Report how many lines contain "dijo"; state the number and nothing else.
━━ Raw data ━━
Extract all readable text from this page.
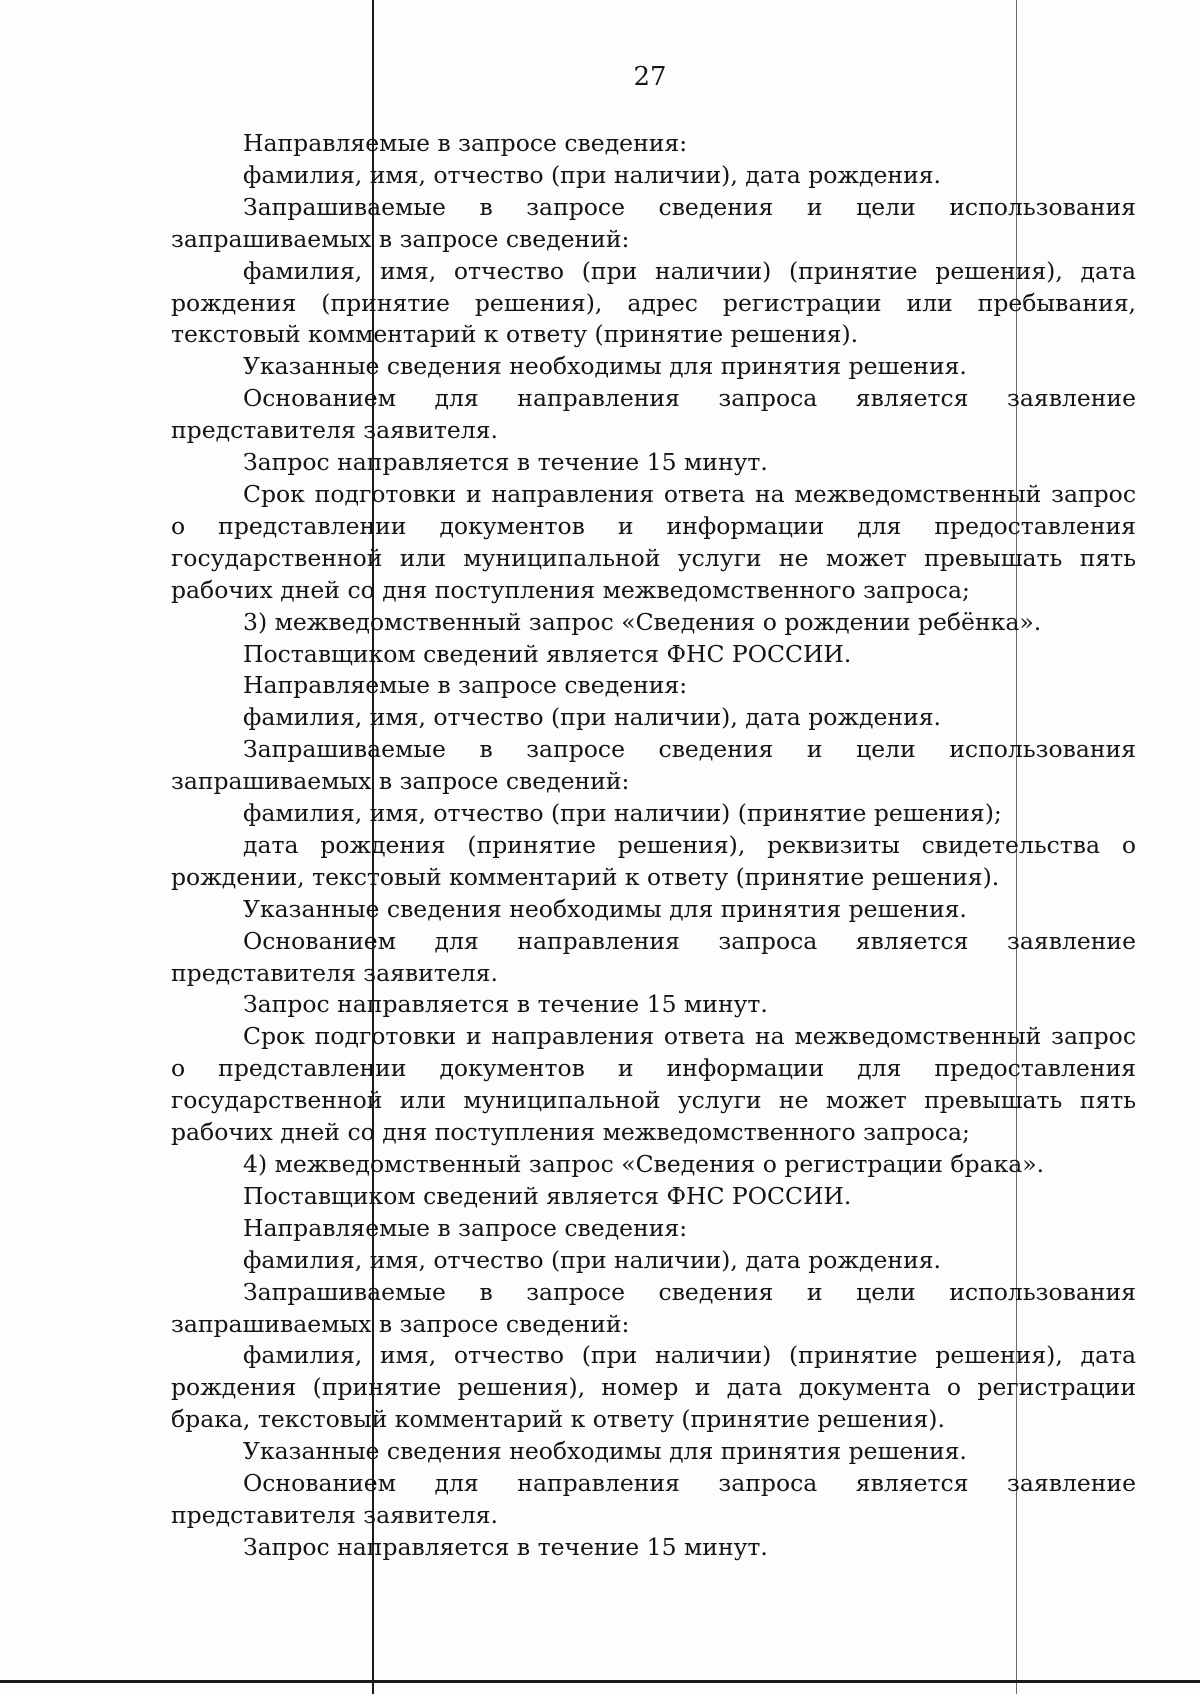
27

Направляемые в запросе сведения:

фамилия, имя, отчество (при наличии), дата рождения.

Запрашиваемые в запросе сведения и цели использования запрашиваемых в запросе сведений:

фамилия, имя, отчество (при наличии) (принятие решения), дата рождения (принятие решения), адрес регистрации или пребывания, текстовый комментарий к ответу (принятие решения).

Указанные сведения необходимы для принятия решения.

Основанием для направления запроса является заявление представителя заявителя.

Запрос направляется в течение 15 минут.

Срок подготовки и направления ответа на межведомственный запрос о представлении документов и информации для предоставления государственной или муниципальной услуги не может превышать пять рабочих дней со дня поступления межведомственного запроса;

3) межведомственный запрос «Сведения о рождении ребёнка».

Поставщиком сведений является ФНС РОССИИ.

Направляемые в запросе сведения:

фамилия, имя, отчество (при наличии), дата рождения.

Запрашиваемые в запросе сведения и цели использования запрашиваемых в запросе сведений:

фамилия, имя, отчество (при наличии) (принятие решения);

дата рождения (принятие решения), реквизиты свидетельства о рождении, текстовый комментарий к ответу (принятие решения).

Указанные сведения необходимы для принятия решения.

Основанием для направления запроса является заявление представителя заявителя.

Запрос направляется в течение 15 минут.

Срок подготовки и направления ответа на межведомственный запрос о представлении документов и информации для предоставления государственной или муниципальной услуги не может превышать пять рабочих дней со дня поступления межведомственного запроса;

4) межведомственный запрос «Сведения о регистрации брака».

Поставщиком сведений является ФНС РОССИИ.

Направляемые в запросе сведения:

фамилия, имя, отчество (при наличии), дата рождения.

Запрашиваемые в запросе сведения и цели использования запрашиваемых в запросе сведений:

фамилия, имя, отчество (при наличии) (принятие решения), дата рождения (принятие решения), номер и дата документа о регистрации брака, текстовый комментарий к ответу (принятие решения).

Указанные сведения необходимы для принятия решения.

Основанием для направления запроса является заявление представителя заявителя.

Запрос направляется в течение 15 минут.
━━━
━━ Raw data ━━
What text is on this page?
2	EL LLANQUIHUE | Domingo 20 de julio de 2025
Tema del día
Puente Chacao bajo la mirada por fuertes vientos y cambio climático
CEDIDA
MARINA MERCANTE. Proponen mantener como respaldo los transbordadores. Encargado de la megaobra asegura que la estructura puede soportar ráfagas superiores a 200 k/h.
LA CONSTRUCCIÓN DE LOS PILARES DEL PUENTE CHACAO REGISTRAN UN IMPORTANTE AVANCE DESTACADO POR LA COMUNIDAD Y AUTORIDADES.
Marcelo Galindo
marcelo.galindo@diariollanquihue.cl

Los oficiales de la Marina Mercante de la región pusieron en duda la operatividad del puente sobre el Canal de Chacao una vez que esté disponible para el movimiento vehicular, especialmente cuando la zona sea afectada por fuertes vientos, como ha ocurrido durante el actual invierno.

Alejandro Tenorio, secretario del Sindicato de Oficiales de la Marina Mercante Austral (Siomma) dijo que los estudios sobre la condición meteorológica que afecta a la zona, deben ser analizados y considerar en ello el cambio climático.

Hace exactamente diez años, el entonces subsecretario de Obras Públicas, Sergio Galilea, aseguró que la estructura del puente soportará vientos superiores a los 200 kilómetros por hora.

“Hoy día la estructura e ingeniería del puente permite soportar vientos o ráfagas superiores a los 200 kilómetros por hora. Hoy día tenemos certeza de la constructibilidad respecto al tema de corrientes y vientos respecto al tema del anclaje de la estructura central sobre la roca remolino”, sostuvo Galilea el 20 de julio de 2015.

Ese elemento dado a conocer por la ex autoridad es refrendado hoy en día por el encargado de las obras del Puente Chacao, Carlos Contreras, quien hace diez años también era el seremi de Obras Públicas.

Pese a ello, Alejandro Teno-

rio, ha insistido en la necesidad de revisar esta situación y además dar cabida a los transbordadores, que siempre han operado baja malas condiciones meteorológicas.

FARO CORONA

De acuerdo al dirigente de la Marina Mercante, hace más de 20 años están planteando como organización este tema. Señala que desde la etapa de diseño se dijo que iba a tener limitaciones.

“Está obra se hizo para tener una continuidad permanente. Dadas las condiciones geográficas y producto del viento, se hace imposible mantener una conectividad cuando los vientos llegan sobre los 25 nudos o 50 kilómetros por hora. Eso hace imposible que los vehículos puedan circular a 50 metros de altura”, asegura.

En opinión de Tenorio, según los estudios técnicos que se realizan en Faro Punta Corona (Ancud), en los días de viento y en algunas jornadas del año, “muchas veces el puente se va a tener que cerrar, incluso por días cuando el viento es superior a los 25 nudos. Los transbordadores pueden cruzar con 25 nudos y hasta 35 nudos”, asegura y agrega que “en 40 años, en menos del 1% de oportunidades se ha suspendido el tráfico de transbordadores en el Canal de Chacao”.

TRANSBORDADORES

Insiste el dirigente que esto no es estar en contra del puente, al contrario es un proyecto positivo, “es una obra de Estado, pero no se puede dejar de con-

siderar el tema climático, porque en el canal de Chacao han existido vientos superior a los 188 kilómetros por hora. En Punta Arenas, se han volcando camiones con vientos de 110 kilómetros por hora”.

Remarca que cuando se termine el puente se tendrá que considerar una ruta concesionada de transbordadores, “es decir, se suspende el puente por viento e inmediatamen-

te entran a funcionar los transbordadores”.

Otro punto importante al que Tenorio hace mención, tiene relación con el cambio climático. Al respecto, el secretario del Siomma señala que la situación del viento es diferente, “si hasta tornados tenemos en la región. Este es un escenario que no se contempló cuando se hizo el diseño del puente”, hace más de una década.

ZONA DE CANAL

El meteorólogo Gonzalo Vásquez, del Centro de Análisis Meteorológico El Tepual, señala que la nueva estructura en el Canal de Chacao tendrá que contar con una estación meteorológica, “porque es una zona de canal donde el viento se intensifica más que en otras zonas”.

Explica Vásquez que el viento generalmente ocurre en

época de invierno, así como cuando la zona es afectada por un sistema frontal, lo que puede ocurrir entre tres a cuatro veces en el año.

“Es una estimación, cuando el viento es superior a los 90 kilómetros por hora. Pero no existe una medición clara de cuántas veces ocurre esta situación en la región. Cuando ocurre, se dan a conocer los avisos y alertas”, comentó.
━━━
● **The response**:
2